Requirements:
Extract every line below that contains the word "title".

Records to use:
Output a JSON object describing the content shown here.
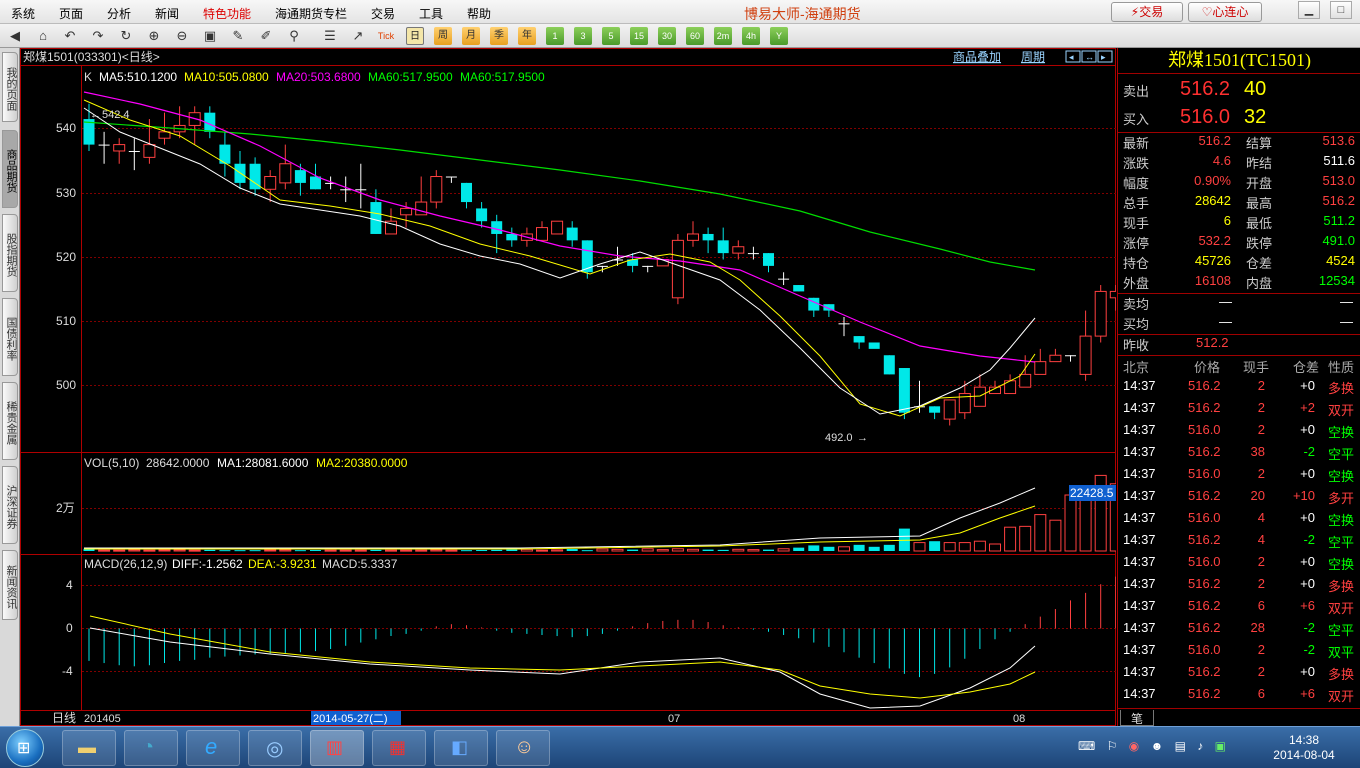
{
  "menu": {
    "items": [
      "系统",
      "页面",
      "分析",
      "新闻",
      "特色功能",
      "海通期货专栏",
      "交易",
      "工具",
      "帮助"
    ],
    "title": "博易大师-海通期货",
    "trade_btn": "交易",
    "heart_btn": "心连心"
  },
  "toolbar": {
    "periods": [
      "日",
      "周",
      "月",
      "季",
      "年",
      "1",
      "3",
      "5",
      "15",
      "30",
      "60",
      "2m",
      "4h",
      "Y"
    ],
    "tick_label": "Tick"
  },
  "left_tabs": [
    "我的页面",
    "商品期货",
    "股指期货",
    "国债利率",
    "稀贵金属",
    "沪深证券",
    "新闻资讯"
  ],
  "chart": {
    "title": "郑煤1501(033301)<日线>",
    "link1": "商品叠加",
    "link2": "周期",
    "ma_line": {
      "k": "K",
      "ma5": "MA5:510.1200",
      "ma10": "MA10:505.0800",
      "ma20": "MA20:503.6800",
      "ma60a": "MA60:517.9500",
      "ma60b": "MA60:517.9500"
    },
    "y_labels": [
      "540",
      "530",
      "520",
      "510",
      "500"
    ],
    "high_mark": "542.4",
    "low_mark": "492.0",
    "vol_line": {
      "label": "VOL(5,10)",
      "value": "28642.0000",
      "ma1": "MA1:28081.6000",
      "ma2": "MA2:20380.0000"
    },
    "vol_y": "2万",
    "vol_current": "22428.5",
    "macd_line": {
      "label": "MACD(26,12,9)",
      "diff": "DIFF:-1.2562",
      "dea": "DEA:-3.9231",
      "macd": "MACD:5.3337"
    },
    "macd_y": [
      "4",
      "0",
      "-4"
    ],
    "date_bar": {
      "period": "日线",
      "start": "201405",
      "cursor": "2014-05-27(二)",
      "m7": "07",
      "m8": "08"
    }
  },
  "chart_data": {
    "type": "candlestick",
    "price_ylim": [
      488,
      548
    ],
    "candles": [
      [
        540,
        536,
        542.4,
        535
      ],
      [
        536,
        536,
        538,
        533
      ],
      [
        535,
        536,
        537,
        533
      ],
      [
        535,
        535,
        537,
        532
      ],
      [
        534,
        536,
        540,
        533
      ],
      [
        537,
        538,
        541,
        536
      ],
      [
        538,
        539,
        542,
        537
      ],
      [
        539,
        541,
        542,
        536
      ],
      [
        541,
        538,
        542,
        537
      ],
      [
        536,
        533,
        538,
        531
      ],
      [
        533,
        530,
        535,
        529
      ],
      [
        533,
        529,
        534,
        528
      ],
      [
        529,
        531,
        532,
        527
      ],
      [
        530,
        533,
        536,
        529
      ],
      [
        532,
        530,
        533,
        528
      ],
      [
        531,
        529,
        533,
        529
      ],
      [
        530,
        530,
        531,
        529
      ],
      [
        529,
        529,
        531,
        527
      ],
      [
        529,
        529,
        533,
        526
      ],
      [
        527,
        522,
        529,
        522
      ],
      [
        522,
        524,
        526,
        522
      ],
      [
        525,
        526,
        527,
        523
      ],
      [
        525,
        527,
        531,
        525
      ],
      [
        527,
        531,
        532,
        526
      ],
      [
        531,
        531,
        531,
        530
      ],
      [
        530,
        527,
        530,
        526
      ],
      [
        526,
        524,
        527,
        523
      ],
      [
        524,
        522,
        525,
        519
      ],
      [
        522,
        521,
        523,
        520
      ],
      [
        521,
        522,
        523,
        520
      ],
      [
        521,
        523,
        524,
        521
      ],
      [
        522,
        524,
        524,
        522
      ],
      [
        523,
        521,
        524,
        520
      ],
      [
        521,
        516,
        521,
        515
      ],
      [
        517,
        517,
        517,
        516
      ],
      [
        518,
        518,
        520,
        517
      ],
      [
        518,
        517,
        519,
        516
      ],
      [
        517,
        517,
        517,
        516
      ],
      [
        517,
        518,
        518,
        517
      ],
      [
        512,
        521,
        522,
        511
      ],
      [
        521,
        522,
        524,
        520
      ],
      [
        522,
        521,
        523,
        519
      ],
      [
        521,
        519,
        523,
        518
      ],
      [
        519,
        520,
        521,
        518
      ],
      [
        519,
        519,
        520,
        518
      ],
      [
        519,
        517,
        519,
        516
      ],
      [
        515,
        515,
        516,
        514
      ],
      [
        514,
        513,
        514,
        513
      ],
      [
        512,
        510,
        512,
        509
      ],
      [
        511,
        510,
        511,
        509
      ],
      [
        508,
        508,
        509,
        506
      ],
      [
        506,
        505,
        506,
        504
      ],
      [
        505,
        504,
        505,
        505
      ],
      [
        503,
        500,
        503,
        500
      ],
      [
        501,
        494,
        501,
        493
      ],
      [
        495,
        495,
        499,
        494
      ],
      [
        495,
        494,
        495,
        493
      ],
      [
        493,
        496,
        496,
        492
      ],
      [
        494,
        497,
        499,
        493
      ],
      [
        495,
        498,
        500,
        495
      ],
      [
        497,
        498,
        499,
        497
      ],
      [
        497,
        499,
        500,
        497
      ],
      [
        498,
        500,
        503,
        498
      ],
      [
        500,
        502,
        504,
        500
      ],
      [
        502,
        503,
        504,
        502
      ],
      [
        503,
        503,
        503,
        502
      ],
      [
        500,
        506,
        510,
        499
      ],
      [
        506,
        513,
        514,
        505
      ],
      [
        512,
        513,
        514,
        510
      ],
      [
        513,
        516,
        517,
        511
      ],
      [
        514,
        516.2,
        517,
        513
      ]
    ],
    "volume": [
      800,
      300,
      300,
      400,
      300,
      350,
      400,
      300,
      400,
      300,
      300,
      300,
      350,
      400,
      300,
      350,
      300,
      300,
      300,
      400,
      300,
      300,
      300,
      400,
      300,
      300,
      350,
      400,
      500,
      600,
      300,
      400,
      700,
      300,
      700,
      600,
      500,
      800,
      500,
      800,
      600,
      500,
      400,
      600,
      500,
      500,
      800,
      1200,
      2000,
      1500,
      1500,
      2200,
      1500,
      2200,
      8000,
      3000,
      3500,
      3000,
      3000,
      3500,
      2500,
      8500,
      8800,
      13000,
      11000,
      20000,
      20000,
      27000,
      24000,
      22500
    ],
    "macd": [
      -3,
      -3.2,
      -3.4,
      -3.5,
      -3.4,
      -3.2,
      -3,
      -2.9,
      -2.7,
      -2.6,
      -2.5,
      -2.4,
      -2.3,
      -2.3,
      -2.2,
      -2.1,
      -1.9,
      -1.6,
      -1.3,
      -1,
      -0.7,
      -0.5,
      -0.2,
      0.2,
      0.4,
      0.3,
      0.1,
      -0.2,
      -0.4,
      -0.5,
      -0.6,
      -0.7,
      -0.8,
      -0.7,
      -0.5,
      -0.2,
      0.2,
      0.5,
      0.7,
      0.8,
      0.8,
      0.6,
      0.3,
      0.1,
      -0.1,
      -0.3,
      -0.6,
      -0.9,
      -1.3,
      -1.7,
      -2.2,
      -2.7,
      -3.2,
      -3.7,
      -4.2,
      -4.5,
      -4.2,
      -3.6,
      -2.8,
      -1.9,
      -1,
      -0.3,
      0.4,
      1.1,
      1.8,
      2.6,
      3.3,
      4.1,
      4.8,
      5.3337
    ]
  },
  "quote": {
    "title": "郑煤1501(TC1501)",
    "sell_label": "卖出",
    "sell_price": "516.2",
    "sell_vol": "40",
    "buy_label": "买入",
    "buy_price": "516.0",
    "buy_vol": "32",
    "rows": [
      [
        "最新",
        "516.2",
        "up",
        "结算",
        "513.6",
        "up"
      ],
      [
        "涨跌",
        "4.6",
        "up",
        "昨结",
        "511.6",
        "wt"
      ],
      [
        "幅度",
        "0.90%",
        "up",
        "开盘",
        "513.0",
        "up"
      ],
      [
        "总手",
        "28642",
        "yl",
        "最高",
        "516.2",
        "up"
      ],
      [
        "现手",
        "6",
        "yl",
        "最低",
        "511.2",
        "dn"
      ],
      [
        "涨停",
        "532.2",
        "up",
        "跌停",
        "491.0",
        "dn"
      ],
      [
        "持仓",
        "45726",
        "yl",
        "仓差",
        "4524",
        "yl"
      ],
      [
        "外盘",
        "16108",
        "up",
        "内盘",
        "12534",
        "dn"
      ]
    ],
    "avg_sell_label": "卖均",
    "avg_sell": "—",
    "avg_sell2": "—",
    "avg_buy_label": "买均",
    "avg_buy": "—",
    "avg_buy2": "—",
    "prev_close_label": "昨收",
    "prev_close": "512.2",
    "tick_headers": [
      "北京",
      "价格",
      "现手",
      "仓差",
      "性质"
    ],
    "ticks": [
      [
        "14:37",
        "516.2",
        "2",
        "+0",
        "多换"
      ],
      [
        "14:37",
        "516.2",
        "2",
        "+2",
        "双开"
      ],
      [
        "14:37",
        "516.0",
        "2",
        "+0",
        "空换"
      ],
      [
        "14:37",
        "516.2",
        "38",
        "-2",
        "空平"
      ],
      [
        "14:37",
        "516.0",
        "2",
        "+0",
        "空换"
      ],
      [
        "14:37",
        "516.2",
        "20",
        "+10",
        "多开"
      ],
      [
        "14:37",
        "516.0",
        "4",
        "+0",
        "空换"
      ],
      [
        "14:37",
        "516.2",
        "4",
        "-2",
        "空平"
      ],
      [
        "14:37",
        "516.0",
        "2",
        "+0",
        "空换"
      ],
      [
        "14:37",
        "516.2",
        "2",
        "+0",
        "多换"
      ],
      [
        "14:37",
        "516.2",
        "6",
        "+6",
        "双开"
      ],
      [
        "14:37",
        "516.2",
        "28",
        "-2",
        "空平"
      ],
      [
        "14:37",
        "516.0",
        "2",
        "-2",
        "双平"
      ],
      [
        "14:37",
        "516.2",
        "2",
        "+0",
        "多换"
      ],
      [
        "14:37",
        "516.2",
        "6",
        "+6",
        "双开"
      ]
    ],
    "bottom_tab": "笔"
  },
  "taskbar": {
    "time": "14:38",
    "date": "2014-08-04"
  }
}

Solved problem:
    "title": "博易大师-海通期货",
    "title": "郑煤1501(033301)<日线>",
    "title": "郑煤1501(TC1501)",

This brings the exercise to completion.